**DATA SHOWN**
========================================

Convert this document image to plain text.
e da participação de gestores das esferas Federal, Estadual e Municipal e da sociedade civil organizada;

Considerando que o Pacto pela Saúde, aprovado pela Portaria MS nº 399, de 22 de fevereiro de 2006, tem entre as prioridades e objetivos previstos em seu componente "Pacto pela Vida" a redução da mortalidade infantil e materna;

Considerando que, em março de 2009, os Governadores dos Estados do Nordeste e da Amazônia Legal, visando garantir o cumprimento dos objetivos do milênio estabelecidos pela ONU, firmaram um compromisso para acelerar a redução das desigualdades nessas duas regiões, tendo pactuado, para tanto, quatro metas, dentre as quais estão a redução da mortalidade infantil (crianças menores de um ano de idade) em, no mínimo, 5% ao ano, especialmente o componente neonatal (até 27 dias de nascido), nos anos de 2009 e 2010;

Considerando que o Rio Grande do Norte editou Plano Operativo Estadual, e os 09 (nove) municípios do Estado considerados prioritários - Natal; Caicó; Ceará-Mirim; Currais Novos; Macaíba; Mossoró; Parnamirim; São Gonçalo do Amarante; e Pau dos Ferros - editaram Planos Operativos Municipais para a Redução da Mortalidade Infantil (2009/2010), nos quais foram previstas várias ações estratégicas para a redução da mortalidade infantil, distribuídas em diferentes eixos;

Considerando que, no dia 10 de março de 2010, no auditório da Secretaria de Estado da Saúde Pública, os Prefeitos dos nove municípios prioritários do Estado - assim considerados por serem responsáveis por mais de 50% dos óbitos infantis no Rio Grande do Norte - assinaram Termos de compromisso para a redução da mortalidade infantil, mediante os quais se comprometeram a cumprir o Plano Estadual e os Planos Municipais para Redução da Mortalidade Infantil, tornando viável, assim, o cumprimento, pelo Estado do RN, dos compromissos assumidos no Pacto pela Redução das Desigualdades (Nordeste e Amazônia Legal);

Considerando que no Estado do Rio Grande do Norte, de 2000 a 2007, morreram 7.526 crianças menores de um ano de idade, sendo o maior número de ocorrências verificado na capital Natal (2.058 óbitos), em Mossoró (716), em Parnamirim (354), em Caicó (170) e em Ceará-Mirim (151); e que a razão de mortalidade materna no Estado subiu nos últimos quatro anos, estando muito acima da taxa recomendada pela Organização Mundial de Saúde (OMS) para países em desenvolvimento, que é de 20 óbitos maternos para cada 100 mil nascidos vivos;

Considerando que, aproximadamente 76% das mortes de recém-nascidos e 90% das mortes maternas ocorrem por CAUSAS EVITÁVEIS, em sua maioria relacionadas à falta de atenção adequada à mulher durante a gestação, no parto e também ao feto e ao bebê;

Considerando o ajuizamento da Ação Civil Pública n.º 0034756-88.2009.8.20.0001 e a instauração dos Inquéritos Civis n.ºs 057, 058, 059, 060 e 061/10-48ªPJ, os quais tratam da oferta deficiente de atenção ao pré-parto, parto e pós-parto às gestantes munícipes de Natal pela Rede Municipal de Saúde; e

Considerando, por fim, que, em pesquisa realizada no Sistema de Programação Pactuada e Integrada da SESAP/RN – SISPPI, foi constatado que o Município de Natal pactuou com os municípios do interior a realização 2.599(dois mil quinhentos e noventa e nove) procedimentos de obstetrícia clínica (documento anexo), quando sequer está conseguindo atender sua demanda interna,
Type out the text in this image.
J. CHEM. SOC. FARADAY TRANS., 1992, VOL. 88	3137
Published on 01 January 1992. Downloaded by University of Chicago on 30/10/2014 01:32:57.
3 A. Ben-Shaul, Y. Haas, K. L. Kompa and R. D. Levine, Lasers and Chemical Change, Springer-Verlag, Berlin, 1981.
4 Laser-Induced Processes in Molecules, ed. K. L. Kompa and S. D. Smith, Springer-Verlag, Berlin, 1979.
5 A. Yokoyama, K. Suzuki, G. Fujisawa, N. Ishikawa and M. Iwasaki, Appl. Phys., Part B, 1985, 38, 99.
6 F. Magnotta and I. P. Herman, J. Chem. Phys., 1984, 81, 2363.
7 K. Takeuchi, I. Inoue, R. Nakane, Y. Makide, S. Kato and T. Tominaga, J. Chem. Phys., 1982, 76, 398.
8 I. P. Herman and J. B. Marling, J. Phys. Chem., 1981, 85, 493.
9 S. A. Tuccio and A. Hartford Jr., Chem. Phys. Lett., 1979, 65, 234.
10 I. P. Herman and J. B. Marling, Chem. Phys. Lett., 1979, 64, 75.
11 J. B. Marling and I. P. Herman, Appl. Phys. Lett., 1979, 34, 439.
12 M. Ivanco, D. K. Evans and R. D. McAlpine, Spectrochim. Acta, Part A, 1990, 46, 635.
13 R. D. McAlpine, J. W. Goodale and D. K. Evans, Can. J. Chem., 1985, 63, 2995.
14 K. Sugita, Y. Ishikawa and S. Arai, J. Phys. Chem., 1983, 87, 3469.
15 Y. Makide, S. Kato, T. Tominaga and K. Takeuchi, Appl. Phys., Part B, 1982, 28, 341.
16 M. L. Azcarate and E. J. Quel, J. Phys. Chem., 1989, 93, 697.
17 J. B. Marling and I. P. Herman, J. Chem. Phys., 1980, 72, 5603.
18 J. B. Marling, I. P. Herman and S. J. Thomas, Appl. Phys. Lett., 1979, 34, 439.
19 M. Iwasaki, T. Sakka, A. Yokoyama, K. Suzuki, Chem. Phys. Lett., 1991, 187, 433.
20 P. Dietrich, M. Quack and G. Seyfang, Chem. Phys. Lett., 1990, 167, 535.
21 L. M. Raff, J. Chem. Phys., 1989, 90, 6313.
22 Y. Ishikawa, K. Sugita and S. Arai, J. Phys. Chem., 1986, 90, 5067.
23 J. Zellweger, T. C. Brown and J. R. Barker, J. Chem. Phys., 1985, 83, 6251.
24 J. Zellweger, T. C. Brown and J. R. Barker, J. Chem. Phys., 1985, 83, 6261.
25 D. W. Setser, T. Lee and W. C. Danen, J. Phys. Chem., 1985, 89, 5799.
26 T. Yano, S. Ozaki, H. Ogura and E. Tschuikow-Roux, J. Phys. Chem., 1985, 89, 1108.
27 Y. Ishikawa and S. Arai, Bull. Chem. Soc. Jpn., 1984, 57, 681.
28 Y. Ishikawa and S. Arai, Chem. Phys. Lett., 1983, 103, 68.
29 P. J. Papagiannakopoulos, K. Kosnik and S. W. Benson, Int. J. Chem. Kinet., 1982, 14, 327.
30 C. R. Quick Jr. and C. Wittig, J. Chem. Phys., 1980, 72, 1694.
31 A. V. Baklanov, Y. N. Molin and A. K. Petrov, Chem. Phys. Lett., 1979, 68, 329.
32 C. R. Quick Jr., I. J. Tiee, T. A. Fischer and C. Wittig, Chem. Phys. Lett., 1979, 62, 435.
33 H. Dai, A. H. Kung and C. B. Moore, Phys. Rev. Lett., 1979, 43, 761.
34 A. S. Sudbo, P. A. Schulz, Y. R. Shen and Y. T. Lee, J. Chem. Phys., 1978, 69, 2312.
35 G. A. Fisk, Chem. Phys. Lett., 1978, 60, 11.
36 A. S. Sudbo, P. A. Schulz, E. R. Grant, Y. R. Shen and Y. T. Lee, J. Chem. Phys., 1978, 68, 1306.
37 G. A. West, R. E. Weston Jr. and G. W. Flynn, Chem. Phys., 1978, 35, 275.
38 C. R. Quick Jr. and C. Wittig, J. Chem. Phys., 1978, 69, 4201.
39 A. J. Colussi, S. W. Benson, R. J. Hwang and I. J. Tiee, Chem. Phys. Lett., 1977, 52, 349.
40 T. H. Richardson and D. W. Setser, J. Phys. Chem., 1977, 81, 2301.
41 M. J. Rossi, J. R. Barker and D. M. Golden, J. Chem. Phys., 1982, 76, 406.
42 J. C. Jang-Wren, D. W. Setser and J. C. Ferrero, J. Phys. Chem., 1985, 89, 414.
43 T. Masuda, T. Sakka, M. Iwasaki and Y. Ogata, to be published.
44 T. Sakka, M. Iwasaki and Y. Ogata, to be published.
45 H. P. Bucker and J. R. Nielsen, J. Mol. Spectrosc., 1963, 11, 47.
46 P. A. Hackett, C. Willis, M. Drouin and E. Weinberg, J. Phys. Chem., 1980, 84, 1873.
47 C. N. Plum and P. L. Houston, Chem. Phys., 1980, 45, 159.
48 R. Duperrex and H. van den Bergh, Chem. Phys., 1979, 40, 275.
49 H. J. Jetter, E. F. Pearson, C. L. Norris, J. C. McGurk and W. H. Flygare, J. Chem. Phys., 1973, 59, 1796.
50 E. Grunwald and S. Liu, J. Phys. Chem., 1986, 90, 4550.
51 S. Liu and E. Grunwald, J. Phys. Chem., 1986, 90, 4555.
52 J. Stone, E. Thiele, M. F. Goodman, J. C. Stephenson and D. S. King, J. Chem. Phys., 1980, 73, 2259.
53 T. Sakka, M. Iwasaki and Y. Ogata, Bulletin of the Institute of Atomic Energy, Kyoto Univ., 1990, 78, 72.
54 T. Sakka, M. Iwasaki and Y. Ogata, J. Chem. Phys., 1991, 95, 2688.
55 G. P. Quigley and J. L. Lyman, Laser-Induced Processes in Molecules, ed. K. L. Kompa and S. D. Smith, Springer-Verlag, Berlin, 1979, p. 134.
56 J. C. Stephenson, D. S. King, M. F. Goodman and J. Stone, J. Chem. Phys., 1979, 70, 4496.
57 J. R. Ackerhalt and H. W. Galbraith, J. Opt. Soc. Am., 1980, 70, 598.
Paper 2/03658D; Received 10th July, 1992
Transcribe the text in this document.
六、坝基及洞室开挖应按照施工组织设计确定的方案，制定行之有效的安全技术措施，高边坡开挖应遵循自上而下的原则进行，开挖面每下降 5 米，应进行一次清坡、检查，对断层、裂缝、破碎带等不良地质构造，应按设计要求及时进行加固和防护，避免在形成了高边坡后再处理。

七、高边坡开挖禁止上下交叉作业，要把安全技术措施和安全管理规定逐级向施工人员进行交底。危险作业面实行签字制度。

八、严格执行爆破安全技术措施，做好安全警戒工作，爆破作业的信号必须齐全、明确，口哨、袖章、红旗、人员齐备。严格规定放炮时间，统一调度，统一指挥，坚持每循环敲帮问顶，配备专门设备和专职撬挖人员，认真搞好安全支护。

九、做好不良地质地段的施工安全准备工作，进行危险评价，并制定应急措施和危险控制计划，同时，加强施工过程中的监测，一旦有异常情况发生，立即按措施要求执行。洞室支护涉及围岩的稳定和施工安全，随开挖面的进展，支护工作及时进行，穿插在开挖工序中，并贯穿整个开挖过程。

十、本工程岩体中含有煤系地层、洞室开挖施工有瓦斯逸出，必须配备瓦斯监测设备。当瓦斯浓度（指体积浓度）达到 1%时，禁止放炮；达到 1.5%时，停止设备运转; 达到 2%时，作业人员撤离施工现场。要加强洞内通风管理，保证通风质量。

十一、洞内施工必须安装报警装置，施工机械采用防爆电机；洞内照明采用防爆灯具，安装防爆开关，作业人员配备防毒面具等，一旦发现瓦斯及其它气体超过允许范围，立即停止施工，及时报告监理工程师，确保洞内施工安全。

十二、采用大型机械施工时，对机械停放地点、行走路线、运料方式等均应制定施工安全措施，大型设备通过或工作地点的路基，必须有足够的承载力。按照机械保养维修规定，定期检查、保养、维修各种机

========================================

**WHAT IS EXPECTED**
Show every line from the entries above in which the word "Wittig" appears.

**ANSWER FOR THE TASK**
30 C. R. Quick Jr. and C. Wittig, J. Chem. Phys., 1980, 72, 1694.
32 C. R. Quick Jr., I. J. Tiee, T. A. Fischer and C. Wittig, Chem. Phys. Lett., 1979, 62, 435.
38 C. R. Quick Jr. and C. Wittig, J. Chem. Phys., 1978, 69, 4201.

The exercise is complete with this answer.